* **Work to be completed**:
Quote the full listing word for word.

* Start Listed entries *

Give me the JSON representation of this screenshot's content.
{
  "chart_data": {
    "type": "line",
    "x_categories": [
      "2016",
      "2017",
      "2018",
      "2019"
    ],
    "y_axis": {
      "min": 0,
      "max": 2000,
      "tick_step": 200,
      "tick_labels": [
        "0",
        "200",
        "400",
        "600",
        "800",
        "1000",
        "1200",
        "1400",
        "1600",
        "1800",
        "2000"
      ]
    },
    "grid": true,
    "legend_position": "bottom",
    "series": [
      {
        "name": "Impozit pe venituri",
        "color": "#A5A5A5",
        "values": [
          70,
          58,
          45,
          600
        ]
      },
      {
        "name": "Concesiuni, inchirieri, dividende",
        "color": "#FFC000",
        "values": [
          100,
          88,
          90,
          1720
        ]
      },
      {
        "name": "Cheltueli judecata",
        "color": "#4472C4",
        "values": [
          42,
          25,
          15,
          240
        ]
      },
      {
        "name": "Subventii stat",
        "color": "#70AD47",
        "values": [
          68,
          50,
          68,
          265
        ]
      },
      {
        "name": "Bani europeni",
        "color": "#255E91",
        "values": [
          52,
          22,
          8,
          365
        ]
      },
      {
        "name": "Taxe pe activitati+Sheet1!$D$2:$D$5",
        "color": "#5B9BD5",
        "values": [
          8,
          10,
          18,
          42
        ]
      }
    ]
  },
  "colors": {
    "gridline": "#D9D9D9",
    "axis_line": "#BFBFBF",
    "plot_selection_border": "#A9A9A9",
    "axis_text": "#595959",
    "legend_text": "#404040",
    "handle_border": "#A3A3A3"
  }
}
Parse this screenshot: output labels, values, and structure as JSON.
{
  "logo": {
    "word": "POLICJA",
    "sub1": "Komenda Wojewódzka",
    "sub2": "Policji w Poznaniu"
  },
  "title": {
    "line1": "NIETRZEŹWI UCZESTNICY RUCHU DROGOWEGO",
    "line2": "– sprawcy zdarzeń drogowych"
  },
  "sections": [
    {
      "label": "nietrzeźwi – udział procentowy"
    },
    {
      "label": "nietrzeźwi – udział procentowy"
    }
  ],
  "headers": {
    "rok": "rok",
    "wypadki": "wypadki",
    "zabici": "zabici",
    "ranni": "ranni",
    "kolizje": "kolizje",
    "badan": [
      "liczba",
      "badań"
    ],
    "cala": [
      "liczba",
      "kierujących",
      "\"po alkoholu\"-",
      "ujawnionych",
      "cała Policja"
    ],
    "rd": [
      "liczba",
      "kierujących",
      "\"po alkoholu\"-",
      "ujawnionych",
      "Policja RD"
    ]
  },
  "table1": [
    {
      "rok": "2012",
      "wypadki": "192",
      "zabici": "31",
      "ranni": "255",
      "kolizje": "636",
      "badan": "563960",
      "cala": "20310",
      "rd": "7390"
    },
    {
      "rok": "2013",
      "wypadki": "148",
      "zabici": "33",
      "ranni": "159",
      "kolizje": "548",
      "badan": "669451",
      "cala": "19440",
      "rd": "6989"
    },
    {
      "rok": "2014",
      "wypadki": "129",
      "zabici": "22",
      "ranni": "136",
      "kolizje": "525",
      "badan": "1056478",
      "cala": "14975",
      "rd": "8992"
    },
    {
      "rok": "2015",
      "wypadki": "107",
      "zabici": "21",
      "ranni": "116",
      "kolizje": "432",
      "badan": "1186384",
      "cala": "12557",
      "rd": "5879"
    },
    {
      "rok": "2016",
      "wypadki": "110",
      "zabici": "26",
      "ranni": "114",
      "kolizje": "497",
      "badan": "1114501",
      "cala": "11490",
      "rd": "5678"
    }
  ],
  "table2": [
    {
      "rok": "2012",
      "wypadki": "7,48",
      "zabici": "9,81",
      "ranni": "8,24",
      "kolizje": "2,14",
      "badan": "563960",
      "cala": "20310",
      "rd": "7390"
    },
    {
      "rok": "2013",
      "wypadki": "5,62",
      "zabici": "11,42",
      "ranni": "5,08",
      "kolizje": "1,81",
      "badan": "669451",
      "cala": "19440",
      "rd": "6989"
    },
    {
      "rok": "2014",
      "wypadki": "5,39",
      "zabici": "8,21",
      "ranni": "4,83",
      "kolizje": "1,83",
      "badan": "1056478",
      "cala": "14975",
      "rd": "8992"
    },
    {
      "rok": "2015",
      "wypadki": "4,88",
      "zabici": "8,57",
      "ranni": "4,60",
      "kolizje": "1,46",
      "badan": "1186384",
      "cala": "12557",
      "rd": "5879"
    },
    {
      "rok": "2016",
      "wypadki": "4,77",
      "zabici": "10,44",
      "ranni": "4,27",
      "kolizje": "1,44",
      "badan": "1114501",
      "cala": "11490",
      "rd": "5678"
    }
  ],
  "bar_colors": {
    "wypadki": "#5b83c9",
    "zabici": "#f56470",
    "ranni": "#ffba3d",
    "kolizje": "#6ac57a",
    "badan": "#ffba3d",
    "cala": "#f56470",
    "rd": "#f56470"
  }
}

* End Listed entries *

* **Exercise answer**:
Give me the JSON representation of this screenshot's content.
{
  "chart_data": {
    "type": "line",
    "x_categories": [
      "2016",
      "2017",
      "2018",
      "2019"
    ],
    "y_axis": {
      "min": 0,
      "max": 2000,
      "tick_step": 200,
      "tick_labels": [
        "0",
        "200",
        "400",
        "600",
        "800",
        "1000",
        "1200",
        "1400",
        "1600",
        "1800",
        "2000"
      ]
    },
    "grid": true,
    "legend_position": "bottom",
    "series": [
      {
        "name": "Impozit pe venituri",
        "color": "#A5A5A5",
        "values": [
          70,
          58,
          45,
          600
        ]
      },
      {
        "name": "Concesiuni, inchirieri, dividende",
        "color": "#FFC000",
        "values": [
          100,
          88,
          90,
          1720
        ]
      },
      {
        "name": "Cheltueli judecata",
        "color": "#4472C4",
        "values": [
          42,
          25,
          15,
          240
        ]
      },
      {
        "name": "Subventii stat",
        "color": "#70AD47",
        "values": [
          68,
          50,
          68,
          265
        ]
      },
      {
        "name": "Bani europeni",
        "color": "#255E91",
        "values": [
          52,
          22,
          8,
          365
        ]
      },
      {
        "name": "Taxe pe activitati+Sheet1!$D$2:$D$5",
        "color": "#5B9BD5",
        "values": [
          8,
          10,
          18,
          42
        ]
      }
    ]
  },
  "colors": {
    "gridline": "#D9D9D9",
    "axis_line": "#BFBFBF",
    "plot_selection_border": "#A9A9A9",
    "axis_text": "#595959",
    "legend_text": "#404040",
    "handle_border": "#A3A3A3"
  }
}
Parse this screenshot: output labels, values, and structure as JSON.
{
  "logo": {
    "word": "POLICJA",
    "sub1": "Komenda Wojewódzka",
    "sub2": "Policji w Poznaniu"
  },
  "title": {
    "line1": "NIETRZEŹWI UCZESTNICY RUCHU DROGOWEGO",
    "line2": "– sprawcy zdarzeń drogowych"
  },
  "sections": [
    {
      "label": "nietrzeźwi – udział procentowy"
    },
    {
      "label": "nietrzeźwi – udział procentowy"
    }
  ],
  "headers": {
    "rok": "rok",
    "wypadki": "wypadki",
    "zabici": "zabici",
    "ranni": "ranni",
    "kolizje": "kolizje",
    "badan": [
      "liczba",
      "badań"
    ],
    "cala": [
      "liczba",
      "kierujących",
      "\"po alkoholu\"-",
      "ujawnionych",
      "cała Policja"
    ],
    "rd": [
      "liczba",
      "kierujących",
      "\"po alkoholu\"-",
      "ujawnionych",
      "Policja RD"
    ]
  },
  "table1": [
    {
      "rok": "2012",
      "wypadki": "192",
      "zabici": "31",
      "ranni": "255",
      "kolizje": "636",
      "badan": "563960",
      "cala": "20310",
      "rd": "7390"
    },
    {
      "rok": "2013",
      "wypadki": "148",
      "zabici": "33",
      "ranni": "159",
      "kolizje": "548",
      "badan": "669451",
      "cala": "19440",
      "rd": "6989"
    },
    {
      "rok": "2014",
      "wypadki": "129",
      "zabici": "22",
      "ranni": "136",
      "kolizje": "525",
      "badan": "1056478",
      "cala": "14975",
      "rd": "8992"
    },
    {
      "rok": "2015",
      "wypadki": "107",
      "zabici": "21",
      "ranni": "116",
      "kolizje": "432",
      "badan": "1186384",
      "cala": "12557",
      "rd": "5879"
    },
    {
      "rok": "2016",
      "wypadki": "110",
      "zabici": "26",
      "ranni": "114",
      "kolizje": "497",
      "badan": "1114501",
      "cala": "11490",
      "rd": "5678"
    }
  ],
  "table2": [
    {
      "rok": "2012",
      "wypadki": "7,48",
      "zabici": "9,81",
      "ranni": "8,24",
      "kolizje": "2,14",
      "badan": "563960",
      "cala": "20310",
      "rd": "7390"
    },
    {
      "rok": "2013",
      "wypadki": "5,62",
      "zabici": "11,42",
      "ranni": "5,08",
      "kolizje": "1,81",
      "badan": "669451",
      "cala": "19440",
      "rd": "6989"
    },
    {
      "rok": "2014",
      "wypadki": "5,39",
      "zabici": "8,21",
      "ranni": "4,83",
      "kolizje": "1,83",
      "badan": "1056478",
      "cala": "14975",
      "rd": "8992"
    },
    {
      "rok": "2015",
      "wypadki": "4,88",
      "zabici": "8,57",
      "ranni": "4,60",
      "kolizje": "1,46",
      "badan": "1186384",
      "cala": "12557",
      "rd": "5879"
    },
    {
      "rok": "2016",
      "wypadki": "4,77",
      "zabici": "10,44",
      "ranni": "4,27",
      "kolizje": "1,44",
      "badan": "1114501",
      "cala": "11490",
      "rd": "5678"
    }
  ],
  "bar_colors": {
    "wypadki": "#5b83c9",
    "zabici": "#f56470",
    "ranni": "#ffba3d",
    "kolizje": "#6ac57a",
    "badan": "#ffba3d",
    "cala": "#f56470",
    "rd": "#f56470"
  }
}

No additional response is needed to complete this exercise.